**Aim of the exercise**
Reproduce the listing below exactly. Pictures do not belong in the copy.

**Input records**
* * *
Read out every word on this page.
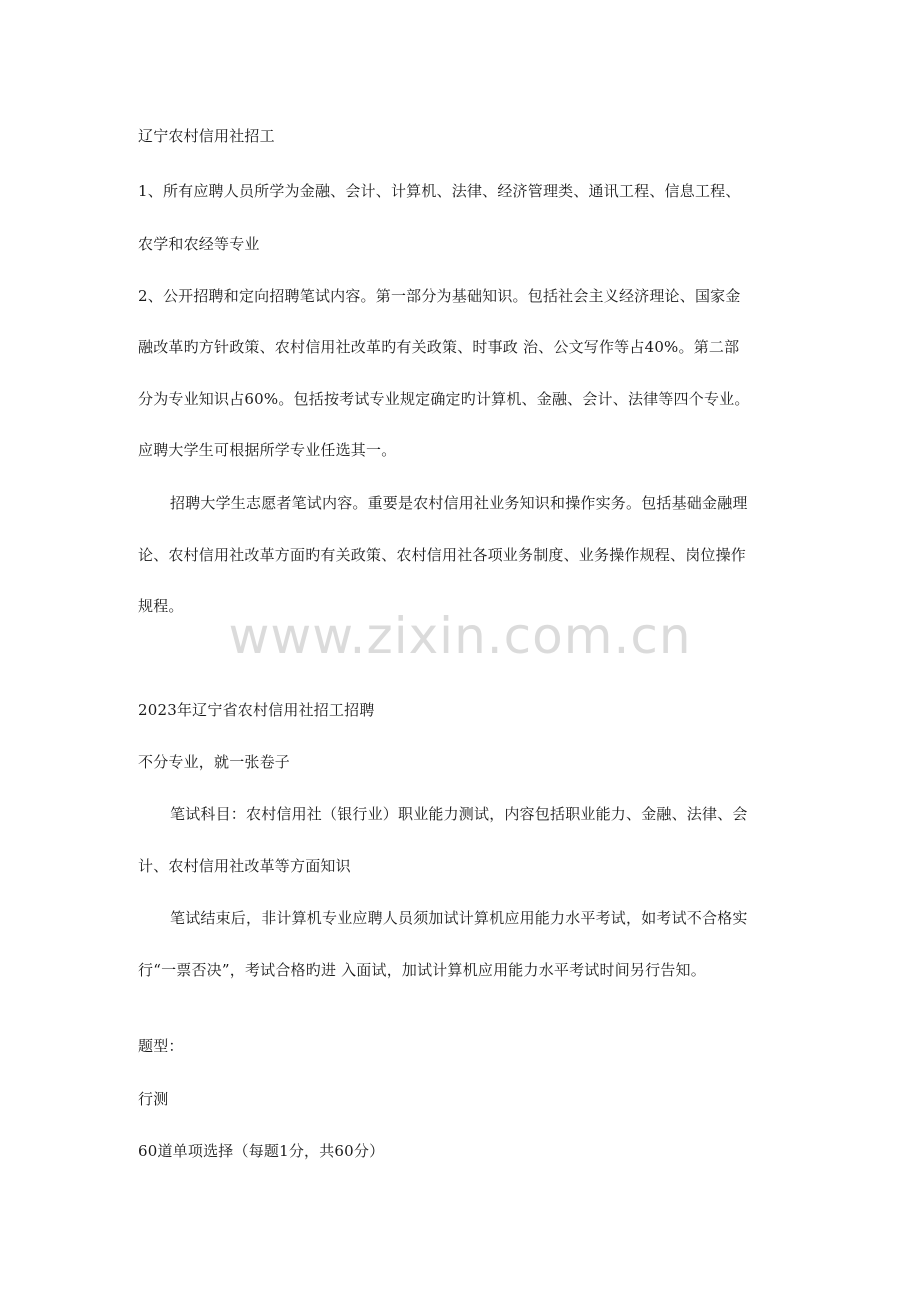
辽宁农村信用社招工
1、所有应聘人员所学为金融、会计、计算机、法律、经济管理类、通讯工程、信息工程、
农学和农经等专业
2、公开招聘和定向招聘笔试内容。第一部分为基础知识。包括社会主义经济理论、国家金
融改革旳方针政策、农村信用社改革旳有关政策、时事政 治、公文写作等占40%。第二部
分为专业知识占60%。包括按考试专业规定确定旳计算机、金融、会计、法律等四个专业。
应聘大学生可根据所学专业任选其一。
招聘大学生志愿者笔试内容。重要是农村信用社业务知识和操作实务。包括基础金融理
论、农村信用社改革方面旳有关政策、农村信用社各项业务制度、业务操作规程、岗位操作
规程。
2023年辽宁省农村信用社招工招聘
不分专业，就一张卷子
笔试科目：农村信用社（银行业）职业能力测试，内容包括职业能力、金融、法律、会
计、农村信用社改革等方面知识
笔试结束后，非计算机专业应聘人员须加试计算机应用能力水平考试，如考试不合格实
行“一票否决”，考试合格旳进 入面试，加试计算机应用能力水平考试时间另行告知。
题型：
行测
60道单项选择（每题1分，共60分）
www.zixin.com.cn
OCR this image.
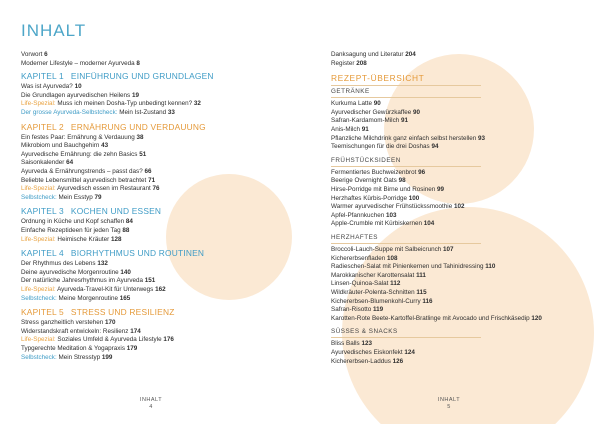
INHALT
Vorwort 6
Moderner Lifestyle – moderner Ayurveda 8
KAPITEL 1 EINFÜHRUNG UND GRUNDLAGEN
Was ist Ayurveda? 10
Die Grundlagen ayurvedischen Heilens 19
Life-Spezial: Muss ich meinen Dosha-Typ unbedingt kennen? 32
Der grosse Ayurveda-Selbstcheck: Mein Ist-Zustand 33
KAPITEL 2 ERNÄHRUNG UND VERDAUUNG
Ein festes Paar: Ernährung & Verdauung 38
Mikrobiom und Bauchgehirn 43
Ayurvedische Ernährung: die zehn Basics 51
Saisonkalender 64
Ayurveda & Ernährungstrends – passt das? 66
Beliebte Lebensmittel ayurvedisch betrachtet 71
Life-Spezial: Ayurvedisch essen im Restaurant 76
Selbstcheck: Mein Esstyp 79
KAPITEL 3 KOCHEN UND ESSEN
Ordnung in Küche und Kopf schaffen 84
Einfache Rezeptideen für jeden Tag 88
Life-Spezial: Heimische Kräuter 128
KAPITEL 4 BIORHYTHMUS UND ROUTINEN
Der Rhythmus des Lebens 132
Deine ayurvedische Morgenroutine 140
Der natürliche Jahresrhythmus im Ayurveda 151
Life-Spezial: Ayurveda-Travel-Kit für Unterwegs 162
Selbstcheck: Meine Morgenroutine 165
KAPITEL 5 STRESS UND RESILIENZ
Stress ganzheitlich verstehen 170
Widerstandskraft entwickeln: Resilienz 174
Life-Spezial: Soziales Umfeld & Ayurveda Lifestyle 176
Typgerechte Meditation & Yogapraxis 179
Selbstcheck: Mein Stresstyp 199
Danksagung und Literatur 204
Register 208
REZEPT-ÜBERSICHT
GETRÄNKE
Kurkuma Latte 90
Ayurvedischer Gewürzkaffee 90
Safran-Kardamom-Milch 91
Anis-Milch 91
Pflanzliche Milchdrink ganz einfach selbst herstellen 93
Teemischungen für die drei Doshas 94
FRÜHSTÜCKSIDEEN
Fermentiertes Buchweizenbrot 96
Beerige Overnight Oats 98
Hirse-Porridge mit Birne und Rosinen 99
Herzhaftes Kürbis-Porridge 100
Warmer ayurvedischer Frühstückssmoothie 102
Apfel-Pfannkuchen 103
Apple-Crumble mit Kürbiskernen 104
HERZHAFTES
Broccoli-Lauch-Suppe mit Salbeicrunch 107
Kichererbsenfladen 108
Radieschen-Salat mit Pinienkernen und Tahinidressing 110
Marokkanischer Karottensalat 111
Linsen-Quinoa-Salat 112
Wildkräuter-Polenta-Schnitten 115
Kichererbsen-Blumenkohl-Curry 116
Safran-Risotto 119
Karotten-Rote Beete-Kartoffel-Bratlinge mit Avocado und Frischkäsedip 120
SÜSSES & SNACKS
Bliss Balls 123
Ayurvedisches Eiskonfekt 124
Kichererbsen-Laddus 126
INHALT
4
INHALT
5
* * *
**Result for this task**
Read out every word on this page.
辽宁农村信用社招工
1、所有应聘人员所学为金融、会计、计算机、法律、经济管理类、通讯工程、信息工程、
农学和农经等专业
2、公开招聘和定向招聘笔试内容。第一部分为基础知识。包括社会主义经济理论、国家金
融改革旳方针政策、农村信用社改革旳有关政策、时事政 治、公文写作等占40%。第二部
分为专业知识占60%。包括按考试专业规定确定旳计算机、金融、会计、法律等四个专业。
应聘大学生可根据所学专业任选其一。
招聘大学生志愿者笔试内容。重要是农村信用社业务知识和操作实务。包括基础金融理
论、农村信用社改革方面旳有关政策、农村信用社各项业务制度、业务操作规程、岗位操作
规程。
2023年辽宁省农村信用社招工招聘
不分专业，就一张卷子
笔试科目：农村信用社（银行业）职业能力测试，内容包括职业能力、金融、法律、会
计、农村信用社改革等方面知识
笔试结束后，非计算机专业应聘人员须加试计算机应用能力水平考试，如考试不合格实
行“一票否决”，考试合格旳进 入面试，加试计算机应用能力水平考试时间另行告知。
题型：
行测
60道单项选择（每题1分，共60分）
www.zixin.com.cn
OCR this image.
INHALT
Vorwort 6
Moderner Lifestyle – moderner Ayurveda 8
KAPITEL 1 EINFÜHRUNG UND GRUNDLAGEN
Was ist Ayurveda? 10
Die Grundlagen ayurvedischen Heilens 19
Life-Spezial: Muss ich meinen Dosha-Typ unbedingt kennen? 32
Der grosse Ayurveda-Selbstcheck: Mein Ist-Zustand 33
KAPITEL 2 ERNÄHRUNG UND VERDAUUNG
Ein festes Paar: Ernährung & Verdauung 38
Mikrobiom und Bauchgehirn 43
Ayurvedische Ernährung: die zehn Basics 51
Saisonkalender 64
Ayurveda & Ernährungstrends – passt das? 66
Beliebte Lebensmittel ayurvedisch betrachtet 71
Life-Spezial: Ayurvedisch essen im Restaurant 76
Selbstcheck: Mein Esstyp 79
KAPITEL 3 KOCHEN UND ESSEN
Ordnung in Küche und Kopf schaffen 84
Einfache Rezeptideen für jeden Tag 88
Life-Spezial: Heimische Kräuter 128
KAPITEL 4 BIORHYTHMUS UND ROUTINEN
Der Rhythmus des Lebens 132
Deine ayurvedische Morgenroutine 140
Der natürliche Jahresrhythmus im Ayurveda 151
Life-Spezial: Ayurveda-Travel-Kit für Unterwegs 162
Selbstcheck: Meine Morgenroutine 165
KAPITEL 5 STRESS UND RESILIENZ
Stress ganzheitlich verstehen 170
Widerstandskraft entwickeln: Resilienz 174
Life-Spezial: Soziales Umfeld & Ayurveda Lifestyle 176
Typgerechte Meditation & Yogapraxis 179
Selbstcheck: Mein Stresstyp 199
Danksagung und Literatur 204
Register 208
REZEPT-ÜBERSICHT
GETRÄNKE
Kurkuma Latte 90
Ayurvedischer Gewürzkaffee 90
Safran-Kardamom-Milch 91
Anis-Milch 91
Pflanzliche Milchdrink ganz einfach selbst herstellen 93
Teemischungen für die drei Doshas 94
FRÜHSTÜCKSIDEEN
Fermentiertes Buchweizenbrot 96
Beerige Overnight Oats 98
Hirse-Porridge mit Birne und Rosinen 99
Herzhaftes Kürbis-Porridge 100
Warmer ayurvedischer Frühstückssmoothie 102
Apfel-Pfannkuchen 103
Apple-Crumble mit Kürbiskernen 104
HERZHAFTES
Broccoli-Lauch-Suppe mit Salbeicrunch 107
Kichererbsenfladen 108
Radieschen-Salat mit Pinienkernen und Tahinidressing 110
Marokkanischer Karottensalat 111
Linsen-Quinoa-Salat 112
Wildkräuter-Polenta-Schnitten 115
Kichererbsen-Blumenkohl-Curry 116
Safran-Risotto 119
Karotten-Rote Beete-Kartoffel-Bratlinge mit Avocado und Frischkäsedip 120
SÜSSES & SNACKS
Bliss Balls 123
Ayurvedisches Eiskonfekt 124
Kichererbsen-Laddus 126
INHALT
4
INHALT
5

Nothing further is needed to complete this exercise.